### Short exercise:
Please retype the part of the employee experience passage that opens with the words containing "My friends at" and closes with "agrees with me.".

### Passage to read:
(begin)

For people who follow my work as a speaker and a writer, this quote may seem familiar. And it’s true. I’ve said variations of this for several years. And I’ve had a range of data sources to back me up. But now, Watson has said it, so it must be true!

My friends at Globoforce and the IBM Smarter Workforce Institute have published a new white paper:  The Employee Experience Index. And it’s definitely worth a read – and not just because Watson agrees with me.

Together, Globoforce and IBM have created the Employee Experience Index that should give all those legacy engagement survey data analyses a run for their money. Frankly, I think focusing on “employee experience” rather than “engagement” makes sense. Employee experience is specific, it’s logical, it’s definable. “Engagement” is none of those things. After a broad research study that included literature review and construct identification, construct measurement, and index and driver definitions, they define employee experience as:  “a set of perceptions that employees have about their experiences at work in response to their interactions with the organization.” An elegantly simple definition. We can work with this!

(end)

### Information given:
(begin)

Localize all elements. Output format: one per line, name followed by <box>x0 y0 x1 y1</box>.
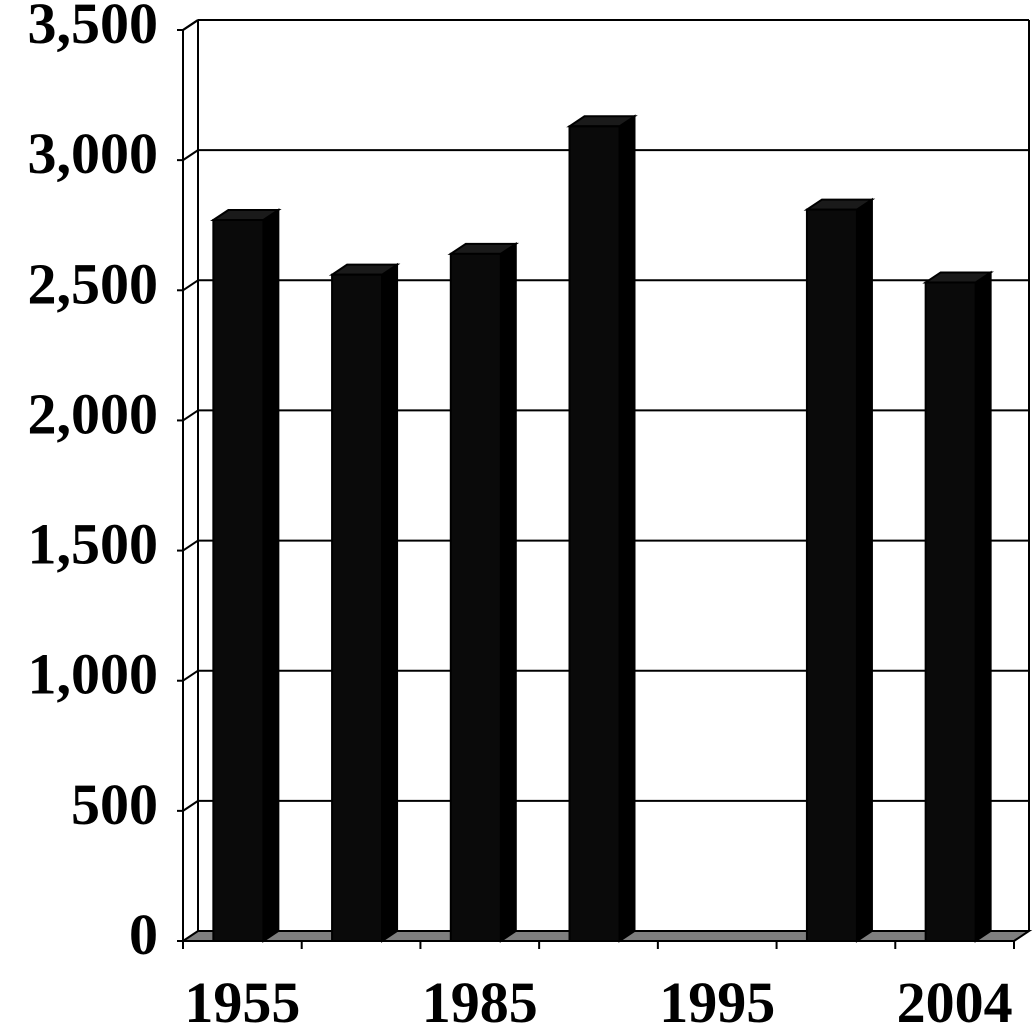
bar-side <box>262 208 280 943</box>
y-tick-label: 0 <box>129 902 158 967</box>
side-wall-gridline <box>182 409 199 422</box>
bar-side <box>618 114 636 943</box>
x-tick-labels: 1955 1985 1995 2004 <box>184 970 1012 1031</box>
x-tick-label: 1995 <box>659 970 775 1031</box>
side-wall-gridline <box>182 539 199 552</box>
side-wall-gridline <box>182 149 199 161</box>
bar-side <box>381 262 399 943</box>
y-tick-label: 3,000 <box>28 121 159 186</box>
y-tick-label: 2,000 <box>28 381 159 446</box>
bar-front <box>449 252 502 943</box>
bar-front <box>331 273 384 942</box>
bar-front <box>924 281 977 942</box>
y-tick-labels: 0 500 1,000 1,500 2,000 2,500 3,000 3,500 <box>28 0 159 967</box>
bar-side <box>974 270 992 943</box>
axes <box>177 19 1030 949</box>
side-wall-gridline <box>182 800 199 812</box>
bar-side <box>499 241 517 943</box>
x-tick-label: 2004 <box>897 970 1013 1031</box>
y-tick-label: 3,500 <box>28 0 159 56</box>
x-tick-label: 1985 <box>422 970 538 1031</box>
bar-side <box>855 197 873 943</box>
bar-front <box>805 208 858 942</box>
bar-front <box>212 219 265 943</box>
bar-front <box>568 125 621 942</box>
x-tick-label: 1955 <box>184 970 300 1031</box>
y-tick-label: 2,500 <box>28 251 159 316</box>
y-tick-label: 1,500 <box>28 512 159 577</box>
bar <box>447 241 520 943</box>
y-tick-label: 1,000 <box>28 642 159 707</box>
bar <box>210 208 282 943</box>
bar <box>803 197 876 943</box>
bar <box>328 262 401 943</box>
side-wall-gridline <box>182 669 199 682</box>
side-wall-top-edge <box>182 19 199 31</box>
side-wall-gridline <box>182 279 199 292</box>
bar <box>922 270 994 943</box>
y-tick-label: 500 <box>71 772 158 837</box>
bar <box>566 114 638 943</box>
bars <box>210 114 994 943</box>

(end)

### Response:
My friends at Globoforce and the IBM Smarter Workforce Institute have published a new white paper:  The Employee Experience Index. And it’s definitely worth a read – and not just because Watson agrees with me.